_Requirement_: Extract the text of every entry below exactly; leave images out.

_Data for processing_:
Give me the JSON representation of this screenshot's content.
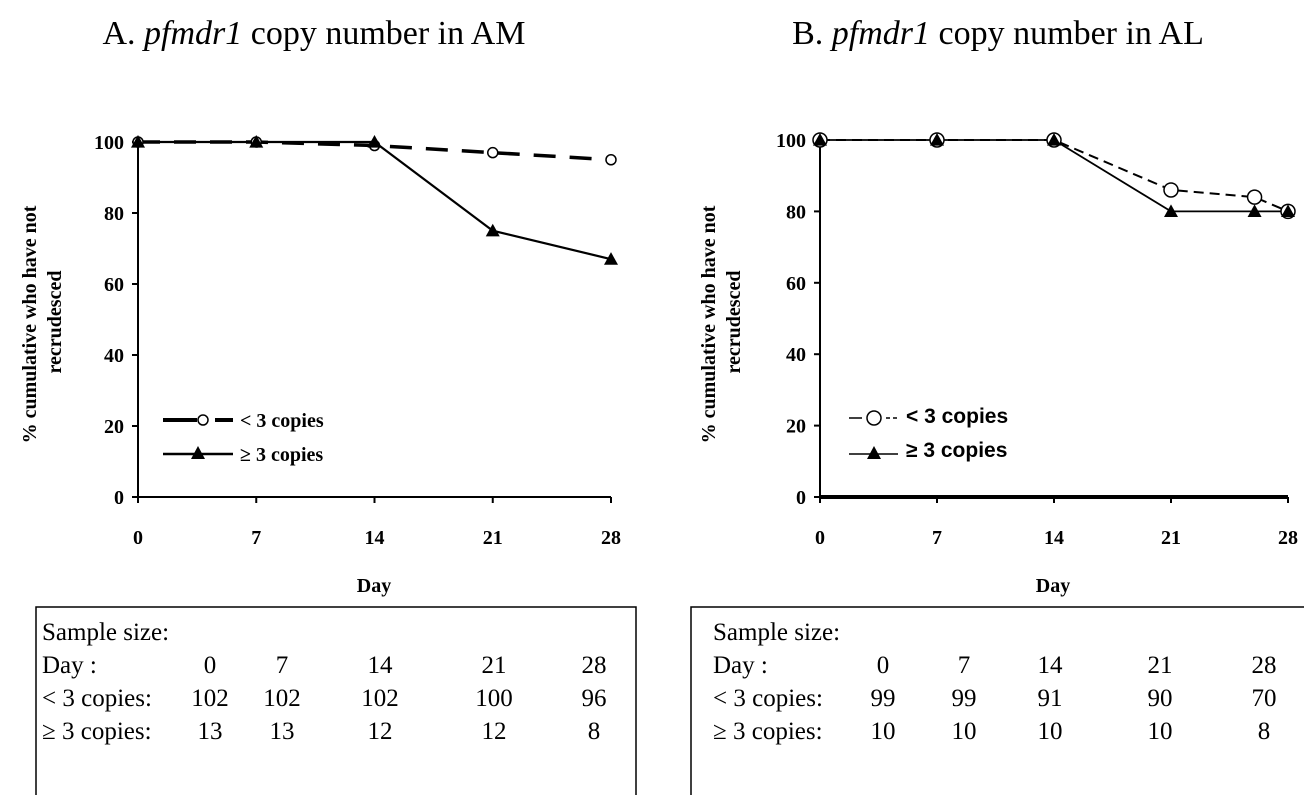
{
  "chart_data": [
    {
      "id": "A",
      "type": "line",
      "title_prefix": "A.",
      "title_gene": "pfmdr1",
      "title_suffix": "copy number in AM",
      "xlabel": "Day",
      "ylabel_line1": "% cumulative who have not",
      "ylabel_line2": "recrudesced",
      "x_ticks": [
        0,
        7,
        14,
        21,
        28
      ],
      "y_ticks": [
        0,
        20,
        40,
        60,
        80,
        100
      ],
      "xlim": [
        0,
        28
      ],
      "ylim": [
        0,
        100
      ],
      "legend_placement": "lower-left",
      "series": [
        {
          "name": "< 3 copies",
          "marker": "open-circle",
          "dash": "long-dash",
          "x": [
            0,
            7,
            14,
            21,
            28
          ],
          "y": [
            100,
            100,
            99,
            97,
            95
          ]
        },
        {
          "name": "≥ 3 copies",
          "marker": "filled-triangle",
          "dash": "solid",
          "x": [
            0,
            7,
            14,
            21,
            28
          ],
          "y": [
            100,
            100,
            100,
            75,
            67
          ]
        }
      ],
      "sample_table": {
        "heading": "Sample size:",
        "rows": [
          {
            "label": "Day :",
            "values": [
              "0",
              "7",
              "14",
              "21",
              "28"
            ]
          },
          {
            "label": "< 3 copies:",
            "values": [
              "102",
              "102",
              "102",
              "100",
              "96"
            ]
          },
          {
            "label": "≥ 3 copies:",
            "values": [
              "13",
              "13",
              "12",
              "12",
              "8"
            ]
          }
        ]
      }
    },
    {
      "id": "B",
      "type": "line",
      "title_prefix": "B.",
      "title_gene": "pfmdr1",
      "title_suffix": "copy number in AL",
      "xlabel": "Day",
      "ylabel_line1": "% cumulative who have not",
      "ylabel_line2": "recrudesced",
      "x_ticks": [
        0,
        7,
        14,
        21,
        28
      ],
      "y_ticks": [
        0,
        20,
        40,
        60,
        80,
        100
      ],
      "xlim": [
        0,
        28
      ],
      "ylim": [
        0,
        100
      ],
      "legend_placement": "lower-left",
      "series": [
        {
          "name": "< 3 copies",
          "marker": "open-circle",
          "dash": "short-dash",
          "x": [
            0,
            7,
            14,
            21,
            26,
            28
          ],
          "y": [
            100,
            100,
            100,
            86,
            84,
            80
          ]
        },
        {
          "name": "≥ 3 copies",
          "marker": "filled-triangle",
          "dash": "solid",
          "x": [
            0,
            7,
            14,
            21,
            26,
            28
          ],
          "y": [
            100,
            100,
            100,
            80,
            80,
            80
          ]
        }
      ],
      "sample_table": {
        "heading": "Sample size:",
        "rows": [
          {
            "label": "Day :",
            "values": [
              "0",
              "7",
              "14",
              "21",
              "28"
            ]
          },
          {
            "label": "< 3 copies:",
            "values": [
              "99",
              "99",
              "91",
              "90",
              "70"
            ]
          },
          {
            "label": "≥ 3 copies:",
            "values": [
              "10",
              "10",
              "10",
              "10",
              "8"
            ]
          }
        ]
      }
    }
  ]
}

_Task solution_:
Give me the JSON representation of this screenshot's content.
{
  "chart_data": [
    {
      "id": "A",
      "type": "line",
      "title_prefix": "A.",
      "title_gene": "pfmdr1",
      "title_suffix": "copy number in AM",
      "xlabel": "Day",
      "ylabel_line1": "% cumulative who have not",
      "ylabel_line2": "recrudesced",
      "x_ticks": [
        0,
        7,
        14,
        21,
        28
      ],
      "y_ticks": [
        0,
        20,
        40,
        60,
        80,
        100
      ],
      "xlim": [
        0,
        28
      ],
      "ylim": [
        0,
        100
      ],
      "legend_placement": "lower-left",
      "series": [
        {
          "name": "< 3 copies",
          "marker": "open-circle",
          "dash": "long-dash",
          "x": [
            0,
            7,
            14,
            21,
            28
          ],
          "y": [
            100,
            100,
            99,
            97,
            95
          ]
        },
        {
          "name": "≥ 3 copies",
          "marker": "filled-triangle",
          "dash": "solid",
          "x": [
            0,
            7,
            14,
            21,
            28
          ],
          "y": [
            100,
            100,
            100,
            75,
            67
          ]
        }
      ],
      "sample_table": {
        "heading": "Sample size:",
        "rows": [
          {
            "label": "Day :",
            "values": [
              "0",
              "7",
              "14",
              "21",
              "28"
            ]
          },
          {
            "label": "< 3 copies:",
            "values": [
              "102",
              "102",
              "102",
              "100",
              "96"
            ]
          },
          {
            "label": "≥ 3 copies:",
            "values": [
              "13",
              "13",
              "12",
              "12",
              "8"
            ]
          }
        ]
      }
    },
    {
      "id": "B",
      "type": "line",
      "title_prefix": "B.",
      "title_gene": "pfmdr1",
      "title_suffix": "copy number in AL",
      "xlabel": "Day",
      "ylabel_line1": "% cumulative who have not",
      "ylabel_line2": "recrudesced",
      "x_ticks": [
        0,
        7,
        14,
        21,
        28
      ],
      "y_ticks": [
        0,
        20,
        40,
        60,
        80,
        100
      ],
      "xlim": [
        0,
        28
      ],
      "ylim": [
        0,
        100
      ],
      "legend_placement": "lower-left",
      "series": [
        {
          "name": "< 3 copies",
          "marker": "open-circle",
          "dash": "short-dash",
          "x": [
            0,
            7,
            14,
            21,
            26,
            28
          ],
          "y": [
            100,
            100,
            100,
            86,
            84,
            80
          ]
        },
        {
          "name": "≥ 3 copies",
          "marker": "filled-triangle",
          "dash": "solid",
          "x": [
            0,
            7,
            14,
            21,
            26,
            28
          ],
          "y": [
            100,
            100,
            100,
            80,
            80,
            80
          ]
        }
      ],
      "sample_table": {
        "heading": "Sample size:",
        "rows": [
          {
            "label": "Day :",
            "values": [
              "0",
              "7",
              "14",
              "21",
              "28"
            ]
          },
          {
            "label": "< 3 copies:",
            "values": [
              "99",
              "99",
              "91",
              "90",
              "70"
            ]
          },
          {
            "label": "≥ 3 copies:",
            "values": [
              "10",
              "10",
              "10",
              "10",
              "8"
            ]
          }
        ]
      }
    }
  ]
}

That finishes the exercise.